» Texto a ler
──────────────────────────────

Acórdão nº 82/20.9GEACB-A.C1 de Court of Appeal of Coimbra (Portugal), 02 de Fevereiro de 2022

Magistrado ResponsávelJO
Data da Resolução02 de Fevereiro de 2022
EmissorCourt of Appeal of Coimbra (Portugal)

Acórdão da 5ª Secção criminal do Tribunal da Relação de Coimbra I - Relatório 1.1 CJ e A., Lda., vieram interpor recurso da sentença proferida pelo Juízo de Competência Genérica de Cinfães do Tribunal Judicial da Comarca de Viseu que os condenou pela prática, em autoria material, de um crime de violação de regras de segurança agravado pelo resultado morte, previsto e punido pelo artigo 152.º-B, n.º 1 e 4, alínea a) do Código Penal, quanto ao primeiro, na pena de 4 (quatro) anos de prisão, suspensa na sua execução por igual período, e, quanto à segunda, na pena de 480 (quatrocentos e oitenta) dias de multa, à taxa diária de 450,00€ (quatrocentos e cinquenta euros), que perfaz um total de 216.000,00€ (duzentos e dezasseis mil euros).

1.2.

──────────────────────────────

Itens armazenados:
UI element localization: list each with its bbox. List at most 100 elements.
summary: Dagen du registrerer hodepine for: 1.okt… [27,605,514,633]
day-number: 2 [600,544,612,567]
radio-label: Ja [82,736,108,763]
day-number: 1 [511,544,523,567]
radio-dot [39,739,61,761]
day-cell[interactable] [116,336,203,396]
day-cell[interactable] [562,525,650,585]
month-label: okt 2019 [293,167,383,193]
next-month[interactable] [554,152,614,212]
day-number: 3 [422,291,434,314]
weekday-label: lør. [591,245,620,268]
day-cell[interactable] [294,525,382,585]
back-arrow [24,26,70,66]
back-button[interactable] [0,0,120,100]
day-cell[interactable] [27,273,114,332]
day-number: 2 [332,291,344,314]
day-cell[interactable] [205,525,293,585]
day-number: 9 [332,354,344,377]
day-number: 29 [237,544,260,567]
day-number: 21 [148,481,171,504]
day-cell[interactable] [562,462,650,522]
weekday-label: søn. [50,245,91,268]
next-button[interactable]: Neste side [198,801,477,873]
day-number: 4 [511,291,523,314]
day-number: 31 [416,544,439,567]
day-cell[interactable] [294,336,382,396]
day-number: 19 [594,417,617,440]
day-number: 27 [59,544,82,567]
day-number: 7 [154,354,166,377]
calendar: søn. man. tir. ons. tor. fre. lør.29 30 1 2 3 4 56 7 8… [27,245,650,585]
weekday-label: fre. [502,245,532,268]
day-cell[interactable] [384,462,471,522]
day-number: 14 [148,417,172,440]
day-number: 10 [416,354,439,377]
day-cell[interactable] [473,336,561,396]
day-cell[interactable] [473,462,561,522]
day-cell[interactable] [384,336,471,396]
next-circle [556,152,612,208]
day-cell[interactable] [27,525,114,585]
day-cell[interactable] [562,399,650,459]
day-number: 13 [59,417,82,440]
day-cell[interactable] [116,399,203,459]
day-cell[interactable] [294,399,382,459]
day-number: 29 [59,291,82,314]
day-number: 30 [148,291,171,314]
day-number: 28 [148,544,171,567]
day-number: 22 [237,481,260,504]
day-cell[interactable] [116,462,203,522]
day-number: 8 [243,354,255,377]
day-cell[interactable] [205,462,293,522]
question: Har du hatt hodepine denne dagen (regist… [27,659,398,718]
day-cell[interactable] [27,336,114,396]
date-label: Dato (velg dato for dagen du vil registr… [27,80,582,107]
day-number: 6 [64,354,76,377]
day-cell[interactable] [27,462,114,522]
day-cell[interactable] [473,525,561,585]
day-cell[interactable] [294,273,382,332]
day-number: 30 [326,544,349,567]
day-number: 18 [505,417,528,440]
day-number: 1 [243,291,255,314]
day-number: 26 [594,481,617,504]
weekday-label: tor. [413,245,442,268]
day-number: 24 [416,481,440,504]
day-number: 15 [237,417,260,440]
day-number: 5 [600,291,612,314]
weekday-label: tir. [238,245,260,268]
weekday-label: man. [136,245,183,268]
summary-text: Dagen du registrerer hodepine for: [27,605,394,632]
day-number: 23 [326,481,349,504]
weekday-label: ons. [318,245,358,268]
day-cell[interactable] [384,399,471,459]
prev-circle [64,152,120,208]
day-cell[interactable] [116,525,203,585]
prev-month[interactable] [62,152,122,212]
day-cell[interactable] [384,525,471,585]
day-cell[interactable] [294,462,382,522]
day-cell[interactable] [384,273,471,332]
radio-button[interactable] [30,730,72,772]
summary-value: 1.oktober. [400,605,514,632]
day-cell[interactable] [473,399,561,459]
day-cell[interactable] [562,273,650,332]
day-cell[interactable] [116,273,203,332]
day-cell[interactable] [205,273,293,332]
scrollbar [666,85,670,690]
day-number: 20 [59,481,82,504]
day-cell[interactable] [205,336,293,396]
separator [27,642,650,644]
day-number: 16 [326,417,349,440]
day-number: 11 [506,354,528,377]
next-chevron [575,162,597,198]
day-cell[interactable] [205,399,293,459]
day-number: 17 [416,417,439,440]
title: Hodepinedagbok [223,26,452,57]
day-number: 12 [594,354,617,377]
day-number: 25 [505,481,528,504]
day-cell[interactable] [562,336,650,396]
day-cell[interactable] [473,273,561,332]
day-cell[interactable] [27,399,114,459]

──────────────────────────────

» Tarefa pedida
Transcreva o acórdão a começar em "Acórdão da 5ª" e a terminar em "dezasseis mil euros).", substituindo "sentença" por "decisão". A listagem não tem qualquer papel aqui.

» Resultado final
Acórdão da 5ª Secção criminal do Tribunal da Relação de Coimbra I - Relatório 1.1 CJ e A., Lda., vieram interpor recurso da decisão proferida pelo Juízo de Competência Genérica de Cinfães do Tribunal Judicial da Comarca de Viseu que os condenou pela prática, em autoria material, de um crime de violação de regras de segurança agravado pelo resultado morte, previsto e punido pelo artigo 152.º-B, n.º 1 e 4, alínea a) do Código Penal, quanto ao primeiro, na pena de 4 (quatro) anos de prisão, suspensa na sua execução por igual período, e, quanto à segunda, na pena de 480 (quatrocentos e oitenta) dias de multa, à taxa diária de 450,00€ (quatrocentos e cinquenta euros), que perfaz um total de 216.000,00€ (duzentos e dezasseis mil euros).